**Request:** Gather every line from the entries below that includes "NATIONAL".

------------

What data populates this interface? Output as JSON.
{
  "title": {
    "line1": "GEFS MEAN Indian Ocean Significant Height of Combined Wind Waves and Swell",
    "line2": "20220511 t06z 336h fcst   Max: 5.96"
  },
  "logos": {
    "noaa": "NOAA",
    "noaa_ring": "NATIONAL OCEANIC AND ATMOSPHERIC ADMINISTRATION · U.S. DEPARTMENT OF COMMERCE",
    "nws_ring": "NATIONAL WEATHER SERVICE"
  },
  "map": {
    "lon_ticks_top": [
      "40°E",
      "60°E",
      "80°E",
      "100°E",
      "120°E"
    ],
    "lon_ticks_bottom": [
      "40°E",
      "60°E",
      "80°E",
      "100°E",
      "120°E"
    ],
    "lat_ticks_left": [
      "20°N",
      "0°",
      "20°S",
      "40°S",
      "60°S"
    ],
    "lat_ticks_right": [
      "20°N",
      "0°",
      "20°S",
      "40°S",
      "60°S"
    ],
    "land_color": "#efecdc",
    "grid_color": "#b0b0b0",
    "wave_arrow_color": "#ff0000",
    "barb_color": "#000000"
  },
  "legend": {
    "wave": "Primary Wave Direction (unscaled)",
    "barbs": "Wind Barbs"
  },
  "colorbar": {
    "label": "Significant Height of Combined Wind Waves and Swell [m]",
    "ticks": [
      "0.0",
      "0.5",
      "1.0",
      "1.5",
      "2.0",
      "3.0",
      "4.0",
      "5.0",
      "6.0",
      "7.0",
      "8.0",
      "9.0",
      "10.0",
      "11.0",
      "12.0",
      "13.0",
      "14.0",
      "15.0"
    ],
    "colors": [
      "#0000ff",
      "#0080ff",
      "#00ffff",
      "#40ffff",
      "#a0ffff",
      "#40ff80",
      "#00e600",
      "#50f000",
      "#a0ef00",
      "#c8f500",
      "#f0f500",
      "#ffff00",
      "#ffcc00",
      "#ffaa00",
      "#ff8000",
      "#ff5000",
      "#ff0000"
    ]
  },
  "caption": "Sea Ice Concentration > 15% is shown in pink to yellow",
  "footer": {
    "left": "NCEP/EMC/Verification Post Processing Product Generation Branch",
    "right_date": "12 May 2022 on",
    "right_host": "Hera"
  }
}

------------

**Task solution:**
    "noaa_ring": "NATIONAL OCEANIC AND ATMOSPHERIC ADMINISTRATION · U.S. DEPARTMENT OF COMMERCE",
    "nws_ring": "NATIONAL WEATHER SERVICE"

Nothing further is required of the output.